▸ INFORMATION GIVEN:
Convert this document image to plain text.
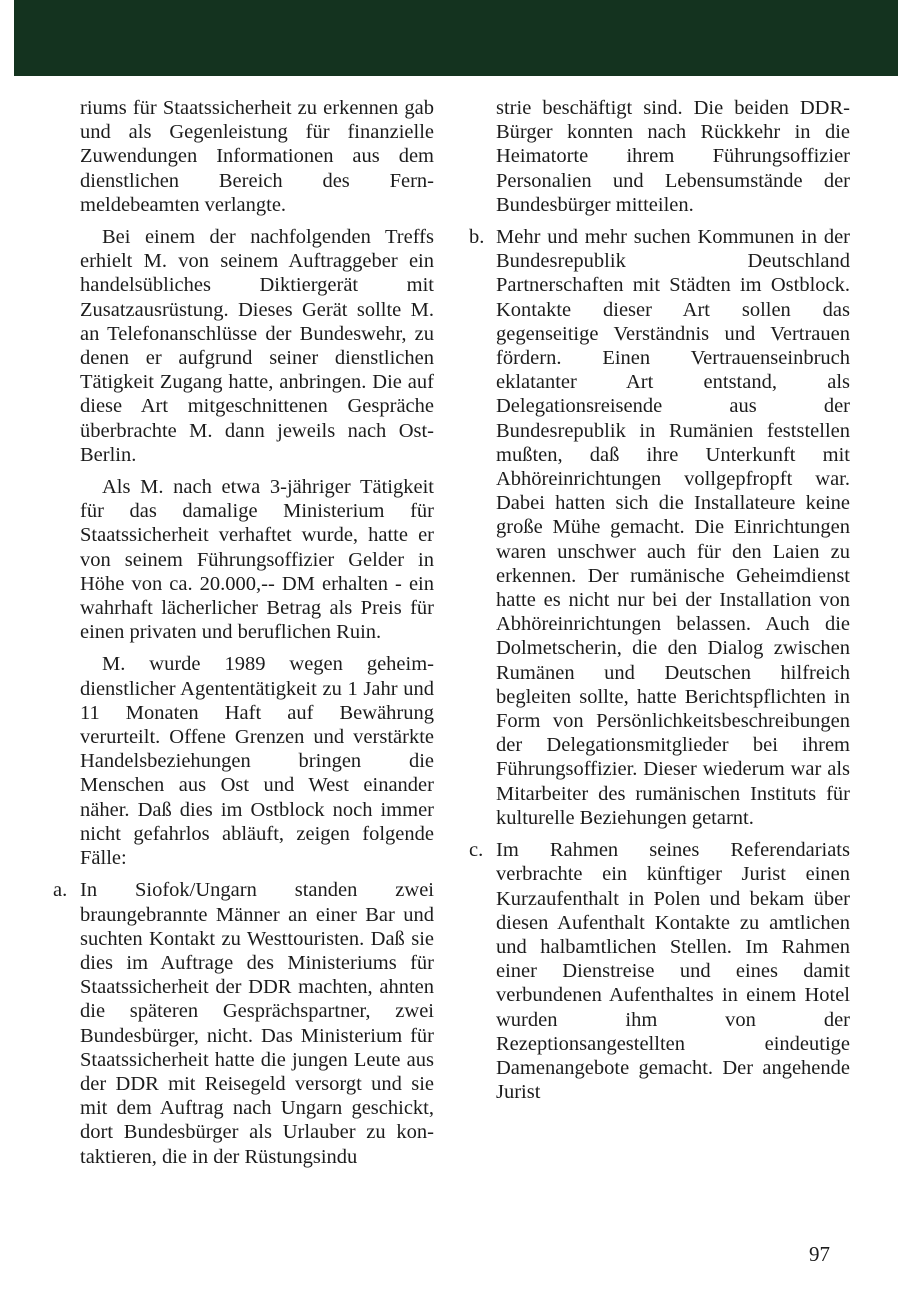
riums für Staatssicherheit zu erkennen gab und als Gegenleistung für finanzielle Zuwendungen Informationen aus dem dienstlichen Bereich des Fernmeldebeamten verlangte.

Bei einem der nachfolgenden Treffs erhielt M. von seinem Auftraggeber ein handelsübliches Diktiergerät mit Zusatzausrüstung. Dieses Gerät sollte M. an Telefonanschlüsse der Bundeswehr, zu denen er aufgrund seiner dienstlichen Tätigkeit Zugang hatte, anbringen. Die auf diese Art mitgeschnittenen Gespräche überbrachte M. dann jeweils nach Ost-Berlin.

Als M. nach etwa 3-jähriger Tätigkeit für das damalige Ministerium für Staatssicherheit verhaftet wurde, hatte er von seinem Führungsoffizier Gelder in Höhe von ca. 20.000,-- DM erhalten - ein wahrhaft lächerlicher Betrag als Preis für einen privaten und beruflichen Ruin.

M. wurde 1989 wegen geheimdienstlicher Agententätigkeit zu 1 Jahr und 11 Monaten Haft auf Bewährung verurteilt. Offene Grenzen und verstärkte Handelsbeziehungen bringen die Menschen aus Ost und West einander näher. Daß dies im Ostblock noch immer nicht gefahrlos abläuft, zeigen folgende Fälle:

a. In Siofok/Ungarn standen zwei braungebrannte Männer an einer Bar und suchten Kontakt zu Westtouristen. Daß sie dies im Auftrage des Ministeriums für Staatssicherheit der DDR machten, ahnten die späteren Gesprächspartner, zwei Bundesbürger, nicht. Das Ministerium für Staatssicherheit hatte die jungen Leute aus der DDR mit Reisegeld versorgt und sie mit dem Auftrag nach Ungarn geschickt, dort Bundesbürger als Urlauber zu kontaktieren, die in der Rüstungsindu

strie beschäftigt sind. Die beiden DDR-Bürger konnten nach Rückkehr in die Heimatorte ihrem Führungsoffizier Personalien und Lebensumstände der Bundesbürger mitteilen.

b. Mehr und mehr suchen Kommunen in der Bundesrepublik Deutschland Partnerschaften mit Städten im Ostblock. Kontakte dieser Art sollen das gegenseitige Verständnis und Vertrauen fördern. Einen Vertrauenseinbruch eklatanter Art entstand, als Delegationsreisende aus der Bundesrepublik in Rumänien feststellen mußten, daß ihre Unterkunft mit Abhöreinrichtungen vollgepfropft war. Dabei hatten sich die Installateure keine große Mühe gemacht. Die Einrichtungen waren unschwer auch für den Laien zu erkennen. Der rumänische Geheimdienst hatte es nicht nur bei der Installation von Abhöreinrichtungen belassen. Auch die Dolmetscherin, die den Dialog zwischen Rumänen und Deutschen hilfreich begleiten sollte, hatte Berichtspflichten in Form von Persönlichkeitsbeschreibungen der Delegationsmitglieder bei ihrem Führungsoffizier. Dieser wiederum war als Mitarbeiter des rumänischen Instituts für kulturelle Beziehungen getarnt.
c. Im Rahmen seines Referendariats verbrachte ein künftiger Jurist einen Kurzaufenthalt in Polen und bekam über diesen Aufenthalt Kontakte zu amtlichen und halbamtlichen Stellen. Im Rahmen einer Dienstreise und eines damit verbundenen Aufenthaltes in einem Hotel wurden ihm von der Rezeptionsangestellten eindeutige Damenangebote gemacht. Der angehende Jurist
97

▸ WRITTEN INSTRUCTION: Find every line in the records above that holds the word "Staatssicherheit", and copy each one.

▸ REPLY:
riums für Staatssicherheit zu erkennen gab und als Gegenleistung für finanzielle Zuwendungen Informationen aus dem dienstlichen Bereich des Fernmeldebeamten verlangte.
Als M. nach etwa 3-jähriger Tätigkeit für das damalige Ministerium für Staatssicherheit verhaftet wurde, hatte er von seinem Führungsoffizier Gelder in Höhe von ca. 20.000,-- DM erhalten - ein wahrhaft lächerlicher Betrag als Preis für einen privaten und beruflichen Ruin.
a. In Siofok/Ungarn standen zwei braungebrannte Männer an einer Bar und suchten Kontakt zu Westtouristen. Daß sie dies im Auftrage des Ministeriums für Staatssicherheit der DDR machten, ahnten die späteren Gesprächspartner, zwei Bundesbürger, nicht. Das Ministerium für Staatssicherheit hatte die jungen Leute aus der DDR mit Reisegeld versorgt und sie mit dem Auftrag nach Ungarn geschickt, dort Bundesbürger als Urlauber zu kontaktieren, die in der Rüstungsindu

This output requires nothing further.